**Given task**
Copy out the listing that follows exactly, dropping every picture.

**Data for this exercise**
--- BEGIN ---

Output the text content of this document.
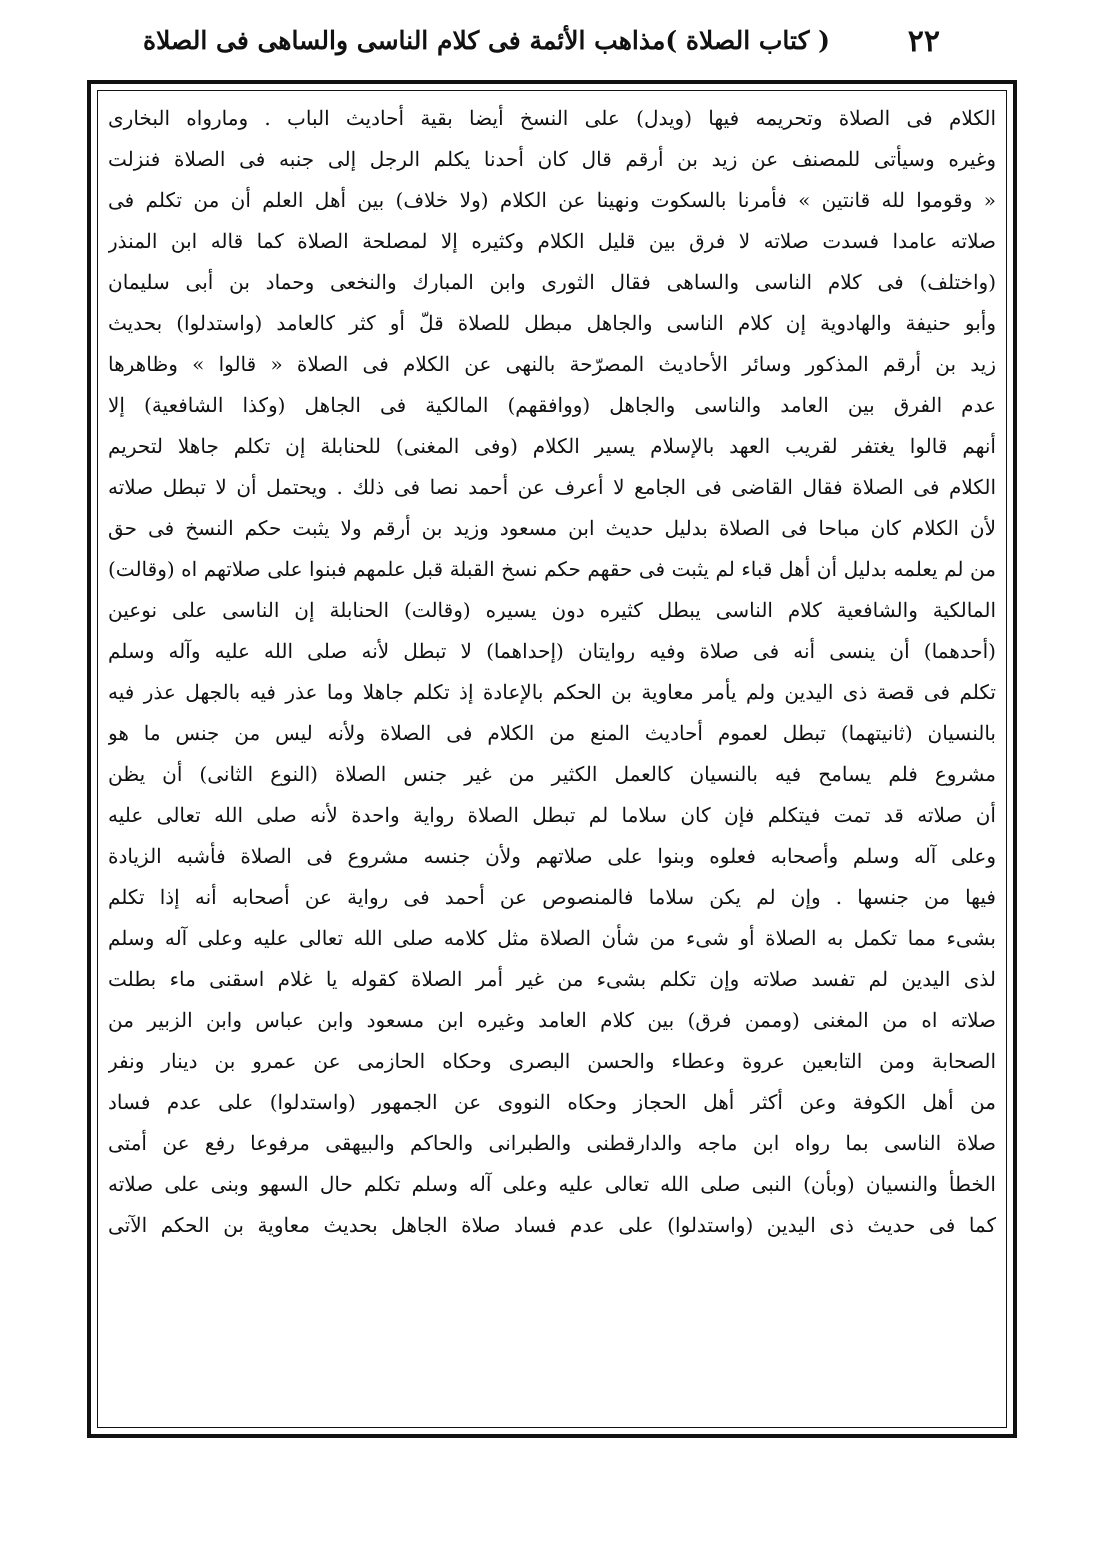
٢٢
( كتاب الصلاة )
مذاهب الأئمة فى كلام الناسى والساهى فى الصلاة
الكلام فى الصلاة وتحريمه فيها (ويدل) على النسخ أيضا بقية أحاديث الباب . ومارواه البخارى
وغيره وسيأتى للمصنف عن زيد بن أرقم قال كان أحدنا يكلم الرجل إلى جنبه فى الصلاة فنزلت
« وقوموا لله قانتين » فأمرنا بالسكوت ونهينا عن الكلام (ولا خلاف) بين أهل العلم أن من تكلم فى
صلاته عامدا فسدت صلاته لا فرق بين قليل الكلام وكثيره إلا لمصلحة الصلاة كما قاله ابن المنذر
(واختلف) فى كلام الناسى والساهى فقال الثورى وابن المبارك والنخعى وحماد بن أبى سليمان
وأبو حنيفة والهادوية إن كلام الناسى والجاهل مبطل للصلاة قلّ أو كثر كالعامد (واستدلوا) بحديث
زيد بن أرقم المذكور وسائر الأحاديث المصرّحة بالنهى عن الكلام فى الصلاة « قالوا » وظاهرها
عدم الفرق بين العامد والناسى والجاهل (ووافقهم) المالكية فى الجاهل (وكذا الشافعية) إلا
أنهم قالوا يغتفر لقريب العهد بالإسلام يسير الكلام (وفى المغنى) للحنابلة إن تكلم جاهلا لتحريم
الكلام فى الصلاة فقال القاضى فى الجامع لا أعرف عن أحمد نصا فى ذلك . ويحتمل أن لا تبطل صلاته
لأن الكلام كان مباحا فى الصلاة بدليل حديث ابن مسعود وزيد بن أرقم ولا يثبت حكم النسخ فى حق
من لم يعلمه بدليل أن أهل قباء لم يثبت فى حقهم حكم نسخ القبلة قبل علمهم فبنوا على صلاتهم اه (وقالت)
المالكية والشافعية كلام الناسى يبطل كثيره دون يسيره (وقالت) الحنابلة إن الناسى على نوعين
(أحدهما) أن ينسى أنه فى صلاة وفيه روايتان (إحداهما) لا تبطل لأنه صلى الله عليه وآله وسلم
تكلم فى قصة ذى اليدين ولم يأمر معاوية بن الحكم بالإعادة إذ تكلم جاهلا وما عذر فيه بالجهل عذر فيه
بالنسيان (ثانيتهما) تبطل لعموم أحاديث المنع من الكلام فى الصلاة ولأنه ليس من جنس ما هو
مشروع فلم يسامح فيه بالنسيان كالعمل الكثير من غير جنس الصلاة (النوع الثانى) أن يظن
أن صلاته قد تمت فيتكلم فإن كان سلاما لم تبطل الصلاة رواية واحدة لأنه صلى الله تعالى عليه
وعلى آله وسلم وأصحابه فعلوه وبنوا على صلاتهم ولأن جنسه مشروع فى الصلاة فأشبه الزيادة
فيها من جنسها . وإن لم يكن سلاما فالمنصوص عن أحمد فى رواية عن أصحابه أنه إذا تكلم
بشىء مما تكمل به الصلاة أو شىء من شأن الصلاة مثل كلامه صلى الله تعالى عليه وعلى آله وسلم
لذى اليدين لم تفسد صلاته وإن تكلم بشىء من غير أمر الصلاة كقوله يا غلام اسقنى ماء بطلت
صلاته اه من المغنى (وممن فرق) بين كلام العامد وغيره ابن مسعود وابن عباس وابن الزبير من
الصحابة ومن التابعين عروة وعطاء والحسن البصرى وحكاه الحازمى عن عمرو بن دينار ونفر
من أهل الكوفة وعن أكثر أهل الحجاز وحكاه النووى عن الجمهور (واستدلوا) على عدم فساد
صلاة الناسى بما رواه ابن ماجه والدارقطنى والطبرانى والحاكم والبيهقى مرفوعا رفع عن أمتى
الخطأ والنسيان (وبأن) النبى صلى الله تعالى عليه وعلى آله وسلم تكلم حال السهو وبنى على صلاته
كما فى حديث ذى اليدين (واستدلوا) على عدم فساد صلاة الجاهل بحديث معاوية بن الحكم الآتى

--- END ---

**Complete output**
Output the text content of this document.
٢٢
( كتاب الصلاة )
مذاهب الأئمة فى كلام الناسى والساهى فى الصلاة
الكلام فى الصلاة وتحريمه فيها (ويدل) على النسخ أيضا بقية أحاديث الباب . ومارواه البخارى
وغيره وسيأتى للمصنف عن زيد بن أرقم قال كان أحدنا يكلم الرجل إلى جنبه فى الصلاة فنزلت
« وقوموا لله قانتين » فأمرنا بالسكوت ونهينا عن الكلام (ولا خلاف) بين أهل العلم أن من تكلم فى
صلاته عامدا فسدت صلاته لا فرق بين قليل الكلام وكثيره إلا لمصلحة الصلاة كما قاله ابن المنذر
(واختلف) فى كلام الناسى والساهى فقال الثورى وابن المبارك والنخعى وحماد بن أبى سليمان
وأبو حنيفة والهادوية إن كلام الناسى والجاهل مبطل للصلاة قلّ أو كثر كالعامد (واستدلوا) بحديث
زيد بن أرقم المذكور وسائر الأحاديث المصرّحة بالنهى عن الكلام فى الصلاة « قالوا » وظاهرها
عدم الفرق بين العامد والناسى والجاهل (ووافقهم) المالكية فى الجاهل (وكذا الشافعية) إلا
أنهم قالوا يغتفر لقريب العهد بالإسلام يسير الكلام (وفى المغنى) للحنابلة إن تكلم جاهلا لتحريم
الكلام فى الصلاة فقال القاضى فى الجامع لا أعرف عن أحمد نصا فى ذلك . ويحتمل أن لا تبطل صلاته
لأن الكلام كان مباحا فى الصلاة بدليل حديث ابن مسعود وزيد بن أرقم ولا يثبت حكم النسخ فى حق
من لم يعلمه بدليل أن أهل قباء لم يثبت فى حقهم حكم نسخ القبلة قبل علمهم فبنوا على صلاتهم اه (وقالت)
المالكية والشافعية كلام الناسى يبطل كثيره دون يسيره (وقالت) الحنابلة إن الناسى على نوعين
(أحدهما) أن ينسى أنه فى صلاة وفيه روايتان (إحداهما) لا تبطل لأنه صلى الله عليه وآله وسلم
تكلم فى قصة ذى اليدين ولم يأمر معاوية بن الحكم بالإعادة إذ تكلم جاهلا وما عذر فيه بالجهل عذر فيه
بالنسيان (ثانيتهما) تبطل لعموم أحاديث المنع من الكلام فى الصلاة ولأنه ليس من جنس ما هو
مشروع فلم يسامح فيه بالنسيان كالعمل الكثير من غير جنس الصلاة (النوع الثانى) أن يظن
أن صلاته قد تمت فيتكلم فإن كان سلاما لم تبطل الصلاة رواية واحدة لأنه صلى الله تعالى عليه
وعلى آله وسلم وأصحابه فعلوه وبنوا على صلاتهم ولأن جنسه مشروع فى الصلاة فأشبه الزيادة
فيها من جنسها . وإن لم يكن سلاما فالمنصوص عن أحمد فى رواية عن أصحابه أنه إذا تكلم
بشىء مما تكمل به الصلاة أو شىء من شأن الصلاة مثل كلامه صلى الله تعالى عليه وعلى آله وسلم
لذى اليدين لم تفسد صلاته وإن تكلم بشىء من غير أمر الصلاة كقوله يا غلام اسقنى ماء بطلت
صلاته اه من المغنى (وممن فرق) بين كلام العامد وغيره ابن مسعود وابن عباس وابن الزبير من
الصحابة ومن التابعين عروة وعطاء والحسن البصرى وحكاه الحازمى عن عمرو بن دينار ونفر
من أهل الكوفة وعن أكثر أهل الحجاز وحكاه النووى عن الجمهور (واستدلوا) على عدم فساد
صلاة الناسى بما رواه ابن ماجه والدارقطنى والطبرانى والحاكم والبيهقى مرفوعا رفع عن أمتى
الخطأ والنسيان (وبأن) النبى صلى الله تعالى عليه وعلى آله وسلم تكلم حال السهو وبنى على صلاته
كما فى حديث ذى اليدين (واستدلوا) على عدم فساد صلاة الجاهل بحديث معاوية بن الحكم الآتى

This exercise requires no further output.